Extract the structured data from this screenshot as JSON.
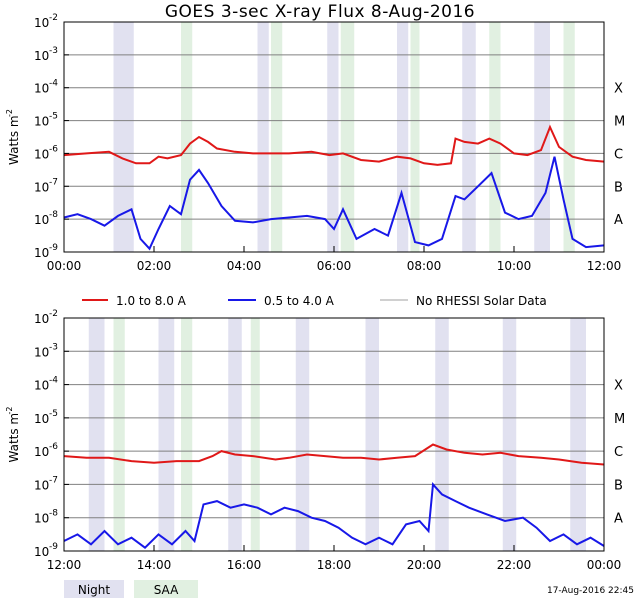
{
  "title": "GOES 3-sec X-ray Flux    8-Aug-2016",
  "timestamp": "17-Aug-2016 22:45",
  "colors": {
    "night": "#e1e1f0",
    "saa": "#e1f0e1",
    "red": "#e01818",
    "blue": "#1818e8",
    "gray": "#a0a0a0"
  },
  "legend": {
    "red": "1.0 to 8.0 A",
    "blue": "0.5 to 4.0 A",
    "gray": "No RHESSI Solar Data",
    "night": "Night",
    "saa": "SAA"
  },
  "chart_data": [
    {
      "type": "line",
      "panel": "top",
      "xlim": [
        0,
        12
      ],
      "ylim_log10": [
        -9,
        -2
      ],
      "ylabel": "Watts m",
      "ylabel_sup": "-2",
      "xticks": [
        "00:00",
        "02:00",
        "04:00",
        "06:00",
        "08:00",
        "10:00",
        "12:00"
      ],
      "yticks": [
        "10",
        "10",
        "10",
        "10",
        "10",
        "10",
        "10",
        "10"
      ],
      "ytick_exp": [
        "-2",
        "-3",
        "-4",
        "-5",
        "-6",
        "-7",
        "-8",
        "-9"
      ],
      "class_labels": [
        "X",
        "M",
        "C",
        "B",
        "A"
      ],
      "night": [
        [
          1.1,
          1.55
        ],
        [
          4.3,
          4.55
        ],
        [
          5.85,
          6.1
        ],
        [
          7.4,
          7.65
        ],
        [
          8.85,
          9.15
        ],
        [
          10.45,
          10.8
        ]
      ],
      "saa": [
        [
          2.6,
          2.85
        ],
        [
          4.6,
          4.85
        ],
        [
          6.15,
          6.45
        ],
        [
          7.7,
          7.9
        ],
        [
          9.45,
          9.7
        ],
        [
          11.1,
          11.35
        ]
      ],
      "long_series": [
        [
          0,
          -6.05
        ],
        [
          0.5,
          -6.0
        ],
        [
          1.0,
          -5.95
        ],
        [
          1.3,
          -6.15
        ],
        [
          1.6,
          -6.3
        ],
        [
          1.9,
          -6.3
        ],
        [
          2.1,
          -6.1
        ],
        [
          2.3,
          -6.15
        ],
        [
          2.6,
          -6.05
        ],
        [
          2.8,
          -5.7
        ],
        [
          3.0,
          -5.5
        ],
        [
          3.2,
          -5.65
        ],
        [
          3.4,
          -5.85
        ],
        [
          3.8,
          -5.95
        ],
        [
          4.2,
          -6.0
        ],
        [
          4.6,
          -6.0
        ],
        [
          5.0,
          -6.0
        ],
        [
          5.5,
          -5.95
        ],
        [
          5.9,
          -6.05
        ],
        [
          6.2,
          -6.0
        ],
        [
          6.6,
          -6.2
        ],
        [
          7.0,
          -6.25
        ],
        [
          7.4,
          -6.1
        ],
        [
          7.7,
          -6.15
        ],
        [
          8.0,
          -6.3
        ],
        [
          8.3,
          -6.35
        ],
        [
          8.6,
          -6.3
        ],
        [
          8.7,
          -5.55
        ],
        [
          8.9,
          -5.65
        ],
        [
          9.2,
          -5.7
        ],
        [
          9.45,
          -5.55
        ],
        [
          9.7,
          -5.7
        ],
        [
          10.0,
          -6.0
        ],
        [
          10.3,
          -6.05
        ],
        [
          10.6,
          -5.9
        ],
        [
          10.8,
          -5.2
        ],
        [
          11.0,
          -5.8
        ],
        [
          11.3,
          -6.1
        ],
        [
          11.6,
          -6.2
        ],
        [
          12.0,
          -6.25
        ]
      ],
      "short_series": [
        [
          0,
          -7.95
        ],
        [
          0.3,
          -7.85
        ],
        [
          0.6,
          -8.0
        ],
        [
          0.9,
          -8.2
        ],
        [
          1.2,
          -7.9
        ],
        [
          1.5,
          -7.7
        ],
        [
          1.7,
          -8.6
        ],
        [
          1.9,
          -8.9
        ],
        [
          2.1,
          -8.3
        ],
        [
          2.35,
          -7.6
        ],
        [
          2.6,
          -7.85
        ],
        [
          2.8,
          -6.8
        ],
        [
          3.0,
          -6.5
        ],
        [
          3.2,
          -6.9
        ],
        [
          3.5,
          -7.6
        ],
        [
          3.8,
          -8.05
        ],
        [
          4.2,
          -8.1
        ],
        [
          4.6,
          -8.0
        ],
        [
          5.0,
          -7.95
        ],
        [
          5.4,
          -7.9
        ],
        [
          5.8,
          -8.0
        ],
        [
          6.0,
          -8.3
        ],
        [
          6.2,
          -7.7
        ],
        [
          6.5,
          -8.6
        ],
        [
          6.9,
          -8.3
        ],
        [
          7.2,
          -8.5
        ],
        [
          7.5,
          -7.2
        ],
        [
          7.8,
          -8.7
        ],
        [
          8.1,
          -8.8
        ],
        [
          8.4,
          -8.6
        ],
        [
          8.7,
          -7.3
        ],
        [
          8.9,
          -7.4
        ],
        [
          9.2,
          -7.0
        ],
        [
          9.5,
          -6.6
        ],
        [
          9.8,
          -7.8
        ],
        [
          10.1,
          -8.0
        ],
        [
          10.4,
          -7.9
        ],
        [
          10.7,
          -7.2
        ],
        [
          10.9,
          -6.1
        ],
        [
          11.1,
          -7.4
        ],
        [
          11.3,
          -8.6
        ],
        [
          11.6,
          -8.85
        ],
        [
          12.0,
          -8.8
        ]
      ]
    },
    {
      "type": "line",
      "panel": "bottom",
      "xlim": [
        12,
        24
      ],
      "ylim_log10": [
        -9,
        -2
      ],
      "ylabel": "Watts m",
      "ylabel_sup": "-2",
      "xticks": [
        "12:00",
        "14:00",
        "16:00",
        "18:00",
        "20:00",
        "22:00",
        "00:00"
      ],
      "yticks": [
        "10",
        "10",
        "10",
        "10",
        "10",
        "10",
        "10",
        "10"
      ],
      "ytick_exp": [
        "-2",
        "-3",
        "-4",
        "-5",
        "-6",
        "-7",
        "-8",
        "-9"
      ],
      "class_labels": [
        "X",
        "M",
        "C",
        "B",
        "A"
      ],
      "night": [
        [
          12.55,
          12.9
        ],
        [
          14.1,
          14.45
        ],
        [
          15.65,
          15.95
        ],
        [
          17.15,
          17.45
        ],
        [
          18.7,
          19.0
        ],
        [
          20.25,
          20.55
        ],
        [
          21.75,
          22.05
        ],
        [
          23.25,
          23.6
        ]
      ],
      "saa": [
        [
          13.1,
          13.35
        ],
        [
          14.6,
          14.85
        ],
        [
          16.15,
          16.35
        ]
      ],
      "long_series": [
        [
          12,
          -6.15
        ],
        [
          12.5,
          -6.2
        ],
        [
          13.0,
          -6.2
        ],
        [
          13.5,
          -6.3
        ],
        [
          14.0,
          -6.35
        ],
        [
          14.5,
          -6.3
        ],
        [
          15.0,
          -6.3
        ],
        [
          15.3,
          -6.15
        ],
        [
          15.5,
          -6.0
        ],
        [
          15.8,
          -6.1
        ],
        [
          16.2,
          -6.15
        ],
        [
          16.7,
          -6.25
        ],
        [
          17.0,
          -6.2
        ],
        [
          17.4,
          -6.1
        ],
        [
          17.8,
          -6.15
        ],
        [
          18.2,
          -6.2
        ],
        [
          18.6,
          -6.2
        ],
        [
          19.0,
          -6.25
        ],
        [
          19.4,
          -6.2
        ],
        [
          19.8,
          -6.15
        ],
        [
          20.2,
          -5.8
        ],
        [
          20.5,
          -5.95
        ],
        [
          20.9,
          -6.05
        ],
        [
          21.3,
          -6.1
        ],
        [
          21.7,
          -6.05
        ],
        [
          22.1,
          -6.15
        ],
        [
          22.6,
          -6.2
        ],
        [
          23.0,
          -6.25
        ],
        [
          23.5,
          -6.35
        ],
        [
          24.0,
          -6.4
        ]
      ],
      "short_series": [
        [
          12,
          -8.7
        ],
        [
          12.3,
          -8.5
        ],
        [
          12.6,
          -8.8
        ],
        [
          12.9,
          -8.4
        ],
        [
          13.2,
          -8.8
        ],
        [
          13.5,
          -8.6
        ],
        [
          13.8,
          -8.9
        ],
        [
          14.1,
          -8.5
        ],
        [
          14.4,
          -8.8
        ],
        [
          14.7,
          -8.4
        ],
        [
          14.9,
          -8.7
        ],
        [
          15.1,
          -7.6
        ],
        [
          15.4,
          -7.5
        ],
        [
          15.7,
          -7.7
        ],
        [
          16.0,
          -7.6
        ],
        [
          16.3,
          -7.7
        ],
        [
          16.6,
          -7.9
        ],
        [
          16.9,
          -7.7
        ],
        [
          17.2,
          -7.8
        ],
        [
          17.5,
          -8.0
        ],
        [
          17.8,
          -8.1
        ],
        [
          18.1,
          -8.3
        ],
        [
          18.4,
          -8.6
        ],
        [
          18.7,
          -8.8
        ],
        [
          19.0,
          -8.6
        ],
        [
          19.3,
          -8.8
        ],
        [
          19.6,
          -8.2
        ],
        [
          19.9,
          -8.1
        ],
        [
          20.1,
          -8.4
        ],
        [
          20.2,
          -7.0
        ],
        [
          20.4,
          -7.3
        ],
        [
          20.7,
          -7.5
        ],
        [
          21.0,
          -7.7
        ],
        [
          21.4,
          -7.9
        ],
        [
          21.8,
          -8.1
        ],
        [
          22.2,
          -8.0
        ],
        [
          22.5,
          -8.3
        ],
        [
          22.8,
          -8.7
        ],
        [
          23.1,
          -8.5
        ],
        [
          23.4,
          -8.8
        ],
        [
          23.7,
          -8.6
        ],
        [
          24.0,
          -8.85
        ]
      ]
    }
  ]
}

• • • •

▶ **Aim**: Every line of the listing that holds "gray" should be found and copied.

▶ **Full response**:
    "gray": "#a0a0a0"
    "gray": "No RHESSI Solar Data",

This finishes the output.